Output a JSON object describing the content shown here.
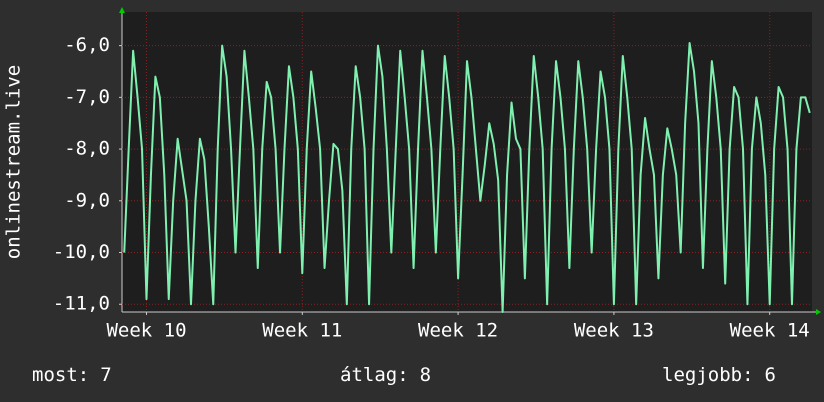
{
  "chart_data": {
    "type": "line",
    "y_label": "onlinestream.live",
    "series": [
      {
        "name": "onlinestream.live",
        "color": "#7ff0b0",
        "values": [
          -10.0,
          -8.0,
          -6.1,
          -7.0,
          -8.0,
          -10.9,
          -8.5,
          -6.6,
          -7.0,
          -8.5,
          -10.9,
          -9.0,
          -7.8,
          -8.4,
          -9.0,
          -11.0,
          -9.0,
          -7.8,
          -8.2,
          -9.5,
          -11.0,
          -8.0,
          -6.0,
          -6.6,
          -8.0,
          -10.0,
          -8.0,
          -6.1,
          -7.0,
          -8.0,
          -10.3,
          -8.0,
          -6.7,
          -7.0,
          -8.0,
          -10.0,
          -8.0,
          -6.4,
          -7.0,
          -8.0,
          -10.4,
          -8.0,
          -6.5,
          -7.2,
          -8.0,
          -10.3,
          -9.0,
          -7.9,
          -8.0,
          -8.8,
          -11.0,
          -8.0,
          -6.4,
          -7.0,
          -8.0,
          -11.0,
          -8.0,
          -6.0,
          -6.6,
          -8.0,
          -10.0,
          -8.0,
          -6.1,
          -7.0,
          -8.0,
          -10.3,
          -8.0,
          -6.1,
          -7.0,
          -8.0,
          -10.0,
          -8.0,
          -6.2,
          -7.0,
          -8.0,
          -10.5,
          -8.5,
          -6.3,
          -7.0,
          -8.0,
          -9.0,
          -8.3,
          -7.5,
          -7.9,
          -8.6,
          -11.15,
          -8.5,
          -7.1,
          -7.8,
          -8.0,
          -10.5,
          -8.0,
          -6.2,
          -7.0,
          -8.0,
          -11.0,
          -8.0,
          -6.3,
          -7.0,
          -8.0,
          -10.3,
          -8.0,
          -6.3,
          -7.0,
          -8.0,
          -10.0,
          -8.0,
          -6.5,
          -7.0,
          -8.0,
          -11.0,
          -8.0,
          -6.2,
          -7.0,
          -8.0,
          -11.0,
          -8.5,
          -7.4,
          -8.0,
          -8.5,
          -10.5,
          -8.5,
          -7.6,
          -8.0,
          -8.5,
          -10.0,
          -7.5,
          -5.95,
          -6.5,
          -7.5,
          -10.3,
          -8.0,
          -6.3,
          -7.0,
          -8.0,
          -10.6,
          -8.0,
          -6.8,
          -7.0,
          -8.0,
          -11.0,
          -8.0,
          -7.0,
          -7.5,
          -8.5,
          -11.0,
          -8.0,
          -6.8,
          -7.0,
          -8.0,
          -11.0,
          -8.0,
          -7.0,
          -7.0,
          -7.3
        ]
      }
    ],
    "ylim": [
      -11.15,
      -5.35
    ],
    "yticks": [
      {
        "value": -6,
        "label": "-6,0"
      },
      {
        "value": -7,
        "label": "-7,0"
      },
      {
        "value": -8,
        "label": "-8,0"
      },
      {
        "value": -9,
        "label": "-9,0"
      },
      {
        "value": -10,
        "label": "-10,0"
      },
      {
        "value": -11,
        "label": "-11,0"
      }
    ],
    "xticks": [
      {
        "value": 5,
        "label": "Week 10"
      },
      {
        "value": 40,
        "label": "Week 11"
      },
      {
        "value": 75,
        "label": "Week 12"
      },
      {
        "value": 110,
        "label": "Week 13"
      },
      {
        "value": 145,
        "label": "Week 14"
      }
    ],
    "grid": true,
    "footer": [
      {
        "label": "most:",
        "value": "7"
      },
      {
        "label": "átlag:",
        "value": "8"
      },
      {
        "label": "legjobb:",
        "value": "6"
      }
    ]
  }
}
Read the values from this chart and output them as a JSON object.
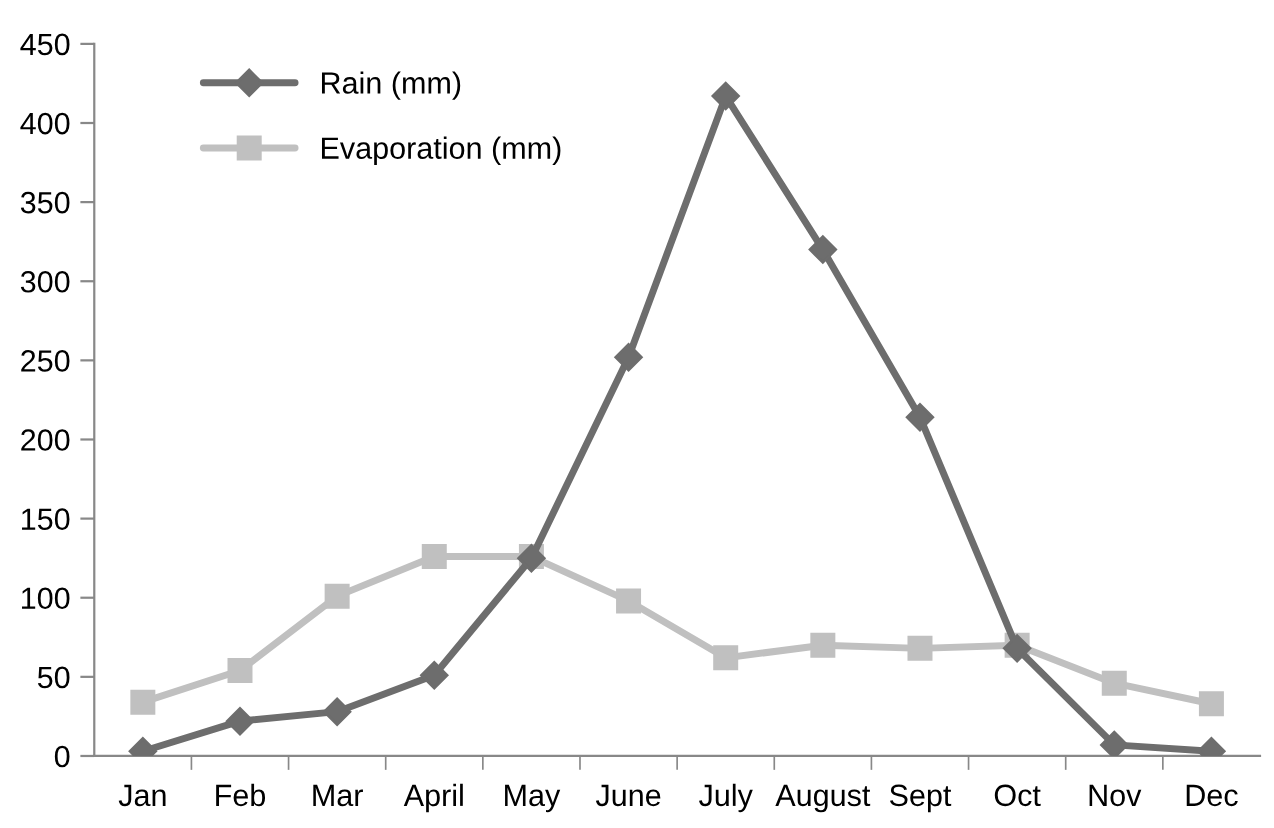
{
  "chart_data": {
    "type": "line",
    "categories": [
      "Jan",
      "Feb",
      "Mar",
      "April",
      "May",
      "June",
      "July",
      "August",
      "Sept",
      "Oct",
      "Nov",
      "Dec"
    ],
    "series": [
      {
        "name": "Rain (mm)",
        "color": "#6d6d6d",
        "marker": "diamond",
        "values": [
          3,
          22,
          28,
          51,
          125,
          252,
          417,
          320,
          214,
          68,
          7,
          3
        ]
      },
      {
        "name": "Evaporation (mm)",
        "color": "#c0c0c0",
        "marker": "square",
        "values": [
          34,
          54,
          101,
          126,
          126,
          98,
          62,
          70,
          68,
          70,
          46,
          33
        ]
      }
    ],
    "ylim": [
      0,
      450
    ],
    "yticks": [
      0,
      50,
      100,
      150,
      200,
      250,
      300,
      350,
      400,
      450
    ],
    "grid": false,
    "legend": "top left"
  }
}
□ □ □
Your task is to set down the records shown above exactly, minus any pictures.

TASK ANSWER:
Output a JSON object describing the content shown here.
{
  "chart_data": {
    "type": "line",
    "y_label": "onlinestream.live",
    "series": [
      {
        "name": "onlinestream.live",
        "color": "#7ff0b0",
        "values": [
          -10.0,
          -8.0,
          -6.1,
          -7.0,
          -8.0,
          -10.9,
          -8.5,
          -6.6,
          -7.0,
          -8.5,
          -10.9,
          -9.0,
          -7.8,
          -8.4,
          -9.0,
          -11.0,
          -9.0,
          -7.8,
          -8.2,
          -9.5,
          -11.0,
          -8.0,
          -6.0,
          -6.6,
          -8.0,
          -10.0,
          -8.0,
          -6.1,
          -7.0,
          -8.0,
          -10.3,
          -8.0,
          -6.7,
          -7.0,
          -8.0,
          -10.0,
          -8.0,
          -6.4,
          -7.0,
          -8.0,
          -10.4,
          -8.0,
          -6.5,
          -7.2,
          -8.0,
          -10.3,
          -9.0,
          -7.9,
          -8.0,
          -8.8,
          -11.0,
          -8.0,
          -6.4,
          -7.0,
          -8.0,
          -11.0,
          -8.0,
          -6.0,
          -6.6,
          -8.0,
          -10.0,
          -8.0,
          -6.1,
          -7.0,
          -8.0,
          -10.3,
          -8.0,
          -6.1,
          -7.0,
          -8.0,
          -10.0,
          -8.0,
          -6.2,
          -7.0,
          -8.0,
          -10.5,
          -8.5,
          -6.3,
          -7.0,
          -8.0,
          -9.0,
          -8.3,
          -7.5,
          -7.9,
          -8.6,
          -11.15,
          -8.5,
          -7.1,
          -7.8,
          -8.0,
          -10.5,
          -8.0,
          -6.2,
          -7.0,
          -8.0,
          -11.0,
          -8.0,
          -6.3,
          -7.0,
          -8.0,
          -10.3,
          -8.0,
          -6.3,
          -7.0,
          -8.0,
          -10.0,
          -8.0,
          -6.5,
          -7.0,
          -8.0,
          -11.0,
          -8.0,
          -6.2,
          -7.0,
          -8.0,
          -11.0,
          -8.5,
          -7.4,
          -8.0,
          -8.5,
          -10.5,
          -8.5,
          -7.6,
          -8.0,
          -8.5,
          -10.0,
          -7.5,
          -5.95,
          -6.5,
          -7.5,
          -10.3,
          -8.0,
          -6.3,
          -7.0,
          -8.0,
          -10.6,
          -8.0,
          -6.8,
          -7.0,
          -8.0,
          -11.0,
          -8.0,
          -7.0,
          -7.5,
          -8.5,
          -11.0,
          -8.0,
          -6.8,
          -7.0,
          -8.0,
          -11.0,
          -8.0,
          -7.0,
          -7.0,
          -7.3
        ]
      }
    ],
    "ylim": [
      -11.15,
      -5.35
    ],
    "yticks": [
      {
        "value": -6,
        "label": "-6,0"
      },
      {
        "value": -7,
        "label": "-7,0"
      },
      {
        "value": -8,
        "label": "-8,0"
      },
      {
        "value": -9,
        "label": "-9,0"
      },
      {
        "value": -10,
        "label": "-10,0"
      },
      {
        "value": -11,
        "label": "-11,0"
      }
    ],
    "xticks": [
      {
        "value": 5,
        "label": "Week 10"
      },
      {
        "value": 40,
        "label": "Week 11"
      },
      {
        "value": 75,
        "label": "Week 12"
      },
      {
        "value": 110,
        "label": "Week 13"
      },
      {
        "value": 145,
        "label": "Week 14"
      }
    ],
    "grid": true,
    "footer": [
      {
        "label": "most:",
        "value": "7"
      },
      {
        "label": "átlag:",
        "value": "8"
      },
      {
        "label": "legjobb:",
        "value": "6"
      }
    ]
  }
}
Read the values from this chart and output them as a JSON object.
{
  "chart_data": {
    "type": "line",
    "categories": [
      "Jan",
      "Feb",
      "Mar",
      "April",
      "May",
      "June",
      "July",
      "August",
      "Sept",
      "Oct",
      "Nov",
      "Dec"
    ],
    "series": [
      {
        "name": "Rain (mm)",
        "color": "#6d6d6d",
        "marker": "diamond",
        "values": [
          3,
          22,
          28,
          51,
          125,
          252,
          417,
          320,
          214,
          68,
          7,
          3
        ]
      },
      {
        "name": "Evaporation (mm)",
        "color": "#c0c0c0",
        "marker": "square",
        "values": [
          34,
          54,
          101,
          126,
          126,
          98,
          62,
          70,
          68,
          70,
          46,
          33
        ]
      }
    ],
    "ylim": [
      0,
      450
    ],
    "yticks": [
      0,
      50,
      100,
      150,
      200,
      250,
      300,
      350,
      400,
      450
    ],
    "grid": false,
    "legend": "top left"
  }
}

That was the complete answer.